::: Given text

Why On The List? This game broke many of the rules and traditions in NASCAR. Given the credibility that Kyle Petty had with NASCAR, you would expect the game developers to do their research before stamping his name on it.



6. Bruce Lee
Consoles: Atari 8-bit family, MSX, ZX Spectrum, Amstrad CPC, BBC Micro, C64, MS-DOS
Game objective: Get Bruce Lee from chamber to chamber while battling wizards, ninjas, and The Green Yamo.
Why On The List? I’ve never seen a Bruce Lee movie where he fights wizards and ninjas. I’ve seen him fight Chuck Norris. If Chuck Norris was added to the game, then it would be named after him since he has the ability to count to infinity, twice.




5. Shaq Fu
Consoles: Super NES, Sega Genesis, Game Boy, Game Gear, Amiga
Game objective: In the game, Shaq O’Neal accidentally wandered into a dojo when he was supposed to go to a charity basketball game in Tokyo. In the dojo, Shaq fell into another dimension. In this undiscovered dimension, Shaq had to rescue a boy named Nezu from an evil mummy.
Why On The List? Shaq Fu was rated on the worst games of all time. The website, shaqfu.com is dedicated to buying every single copy of the game out there in order to destroy them all. Just because you can dunk and break an entire basketball backboard (see sports section of Rock The List), that doesn’t mean you also happen to know Kung-Fu. Shaq is too uncoordinated to know Kung Fu, damnit.

::::::
::: Provided data

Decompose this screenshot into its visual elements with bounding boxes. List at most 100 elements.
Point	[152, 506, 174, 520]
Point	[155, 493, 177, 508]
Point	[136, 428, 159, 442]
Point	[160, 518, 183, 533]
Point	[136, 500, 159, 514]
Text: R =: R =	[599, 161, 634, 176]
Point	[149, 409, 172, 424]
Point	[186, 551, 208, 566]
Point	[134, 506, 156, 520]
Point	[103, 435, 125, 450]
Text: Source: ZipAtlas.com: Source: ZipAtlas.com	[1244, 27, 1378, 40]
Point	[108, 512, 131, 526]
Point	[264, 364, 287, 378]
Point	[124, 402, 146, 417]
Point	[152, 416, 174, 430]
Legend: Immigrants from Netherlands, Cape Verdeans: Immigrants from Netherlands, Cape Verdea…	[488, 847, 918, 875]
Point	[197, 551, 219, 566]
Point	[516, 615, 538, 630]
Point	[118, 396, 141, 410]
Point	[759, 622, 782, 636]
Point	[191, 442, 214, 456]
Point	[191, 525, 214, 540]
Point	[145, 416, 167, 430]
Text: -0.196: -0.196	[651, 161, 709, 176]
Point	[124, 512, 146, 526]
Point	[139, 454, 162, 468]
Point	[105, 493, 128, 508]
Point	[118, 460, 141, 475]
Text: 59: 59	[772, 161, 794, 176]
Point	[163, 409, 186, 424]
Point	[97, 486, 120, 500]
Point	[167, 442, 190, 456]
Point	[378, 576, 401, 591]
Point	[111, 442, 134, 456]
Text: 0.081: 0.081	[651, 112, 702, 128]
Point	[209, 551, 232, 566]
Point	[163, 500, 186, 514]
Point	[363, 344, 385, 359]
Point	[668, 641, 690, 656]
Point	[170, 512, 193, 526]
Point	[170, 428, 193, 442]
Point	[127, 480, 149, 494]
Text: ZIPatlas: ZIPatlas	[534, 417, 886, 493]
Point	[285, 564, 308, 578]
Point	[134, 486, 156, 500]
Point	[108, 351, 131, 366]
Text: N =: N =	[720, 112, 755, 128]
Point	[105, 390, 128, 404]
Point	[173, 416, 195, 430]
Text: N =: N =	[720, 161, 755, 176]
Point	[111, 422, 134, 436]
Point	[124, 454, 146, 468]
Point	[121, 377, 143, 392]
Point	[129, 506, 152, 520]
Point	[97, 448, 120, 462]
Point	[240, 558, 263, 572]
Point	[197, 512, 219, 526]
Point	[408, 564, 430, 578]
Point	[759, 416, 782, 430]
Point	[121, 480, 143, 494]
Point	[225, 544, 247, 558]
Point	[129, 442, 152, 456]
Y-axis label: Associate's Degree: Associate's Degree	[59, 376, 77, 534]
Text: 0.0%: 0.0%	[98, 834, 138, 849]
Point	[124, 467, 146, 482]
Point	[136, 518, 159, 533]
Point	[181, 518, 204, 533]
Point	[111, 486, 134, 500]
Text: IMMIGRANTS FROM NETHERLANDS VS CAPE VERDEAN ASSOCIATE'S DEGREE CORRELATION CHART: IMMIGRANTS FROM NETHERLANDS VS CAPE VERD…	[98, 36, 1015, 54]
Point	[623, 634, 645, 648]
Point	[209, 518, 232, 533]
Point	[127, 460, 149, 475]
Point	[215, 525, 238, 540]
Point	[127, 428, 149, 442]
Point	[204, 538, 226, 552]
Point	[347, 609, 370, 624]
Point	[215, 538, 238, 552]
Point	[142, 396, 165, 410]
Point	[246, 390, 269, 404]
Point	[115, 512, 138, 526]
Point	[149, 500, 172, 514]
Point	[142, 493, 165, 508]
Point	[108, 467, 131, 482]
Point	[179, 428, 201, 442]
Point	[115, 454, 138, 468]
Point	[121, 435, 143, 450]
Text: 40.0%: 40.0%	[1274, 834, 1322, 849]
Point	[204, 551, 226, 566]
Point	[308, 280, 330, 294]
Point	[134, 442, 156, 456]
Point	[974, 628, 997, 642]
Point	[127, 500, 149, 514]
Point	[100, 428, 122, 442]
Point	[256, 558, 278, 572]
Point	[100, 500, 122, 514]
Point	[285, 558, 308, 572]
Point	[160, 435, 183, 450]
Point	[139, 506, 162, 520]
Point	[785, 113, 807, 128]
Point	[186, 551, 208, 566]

::::::

## What needs to be done
Please reproduce everything from "6. Bruce Lee" down to "The Green Yamo." in the video game list above.

## Exercise solution
6. Bruce Lee
Consoles: Atari 8-bit family, MSX, ZX Spectrum, Amstrad CPC, BBC Micro, C64, MS-DOS
Game objective: Get Bruce Lee from chamber to chamber while battling wizards, ninjas, and The Green Yamo.